══ Records for the exercise
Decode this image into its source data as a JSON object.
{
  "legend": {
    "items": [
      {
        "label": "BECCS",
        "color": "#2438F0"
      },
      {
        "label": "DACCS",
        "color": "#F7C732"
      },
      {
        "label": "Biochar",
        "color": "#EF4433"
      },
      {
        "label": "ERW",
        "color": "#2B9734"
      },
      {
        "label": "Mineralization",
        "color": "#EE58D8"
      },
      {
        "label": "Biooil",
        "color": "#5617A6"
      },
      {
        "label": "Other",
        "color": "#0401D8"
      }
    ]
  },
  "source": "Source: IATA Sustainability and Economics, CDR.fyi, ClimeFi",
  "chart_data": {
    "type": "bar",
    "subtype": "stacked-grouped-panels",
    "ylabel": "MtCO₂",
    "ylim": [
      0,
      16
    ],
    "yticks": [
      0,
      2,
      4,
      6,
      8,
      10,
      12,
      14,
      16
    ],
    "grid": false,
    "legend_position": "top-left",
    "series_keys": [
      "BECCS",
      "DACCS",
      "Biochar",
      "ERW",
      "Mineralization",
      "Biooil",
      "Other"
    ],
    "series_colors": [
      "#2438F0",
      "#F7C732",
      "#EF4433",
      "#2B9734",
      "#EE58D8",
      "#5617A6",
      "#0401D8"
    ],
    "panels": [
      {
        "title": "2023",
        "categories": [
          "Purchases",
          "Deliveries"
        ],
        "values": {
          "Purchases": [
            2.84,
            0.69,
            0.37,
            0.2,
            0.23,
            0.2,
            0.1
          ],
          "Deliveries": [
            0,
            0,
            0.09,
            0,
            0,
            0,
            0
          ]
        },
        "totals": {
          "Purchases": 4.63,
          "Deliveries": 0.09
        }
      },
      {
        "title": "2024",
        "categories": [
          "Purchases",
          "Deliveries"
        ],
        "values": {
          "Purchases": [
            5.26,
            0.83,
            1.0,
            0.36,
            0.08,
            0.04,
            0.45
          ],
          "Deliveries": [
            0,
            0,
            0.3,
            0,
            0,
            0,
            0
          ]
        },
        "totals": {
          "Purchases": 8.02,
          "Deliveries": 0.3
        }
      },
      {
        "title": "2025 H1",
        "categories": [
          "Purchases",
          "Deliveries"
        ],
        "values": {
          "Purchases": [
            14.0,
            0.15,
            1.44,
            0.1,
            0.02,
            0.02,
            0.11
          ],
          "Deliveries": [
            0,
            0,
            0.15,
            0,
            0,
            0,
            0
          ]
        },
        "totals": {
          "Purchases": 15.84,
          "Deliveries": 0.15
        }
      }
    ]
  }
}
════
Work to complete: Search the data above for lines holding "Mineralization" and copy each of them.

The response:
        "label": "Mineralization",
      "Mineralization",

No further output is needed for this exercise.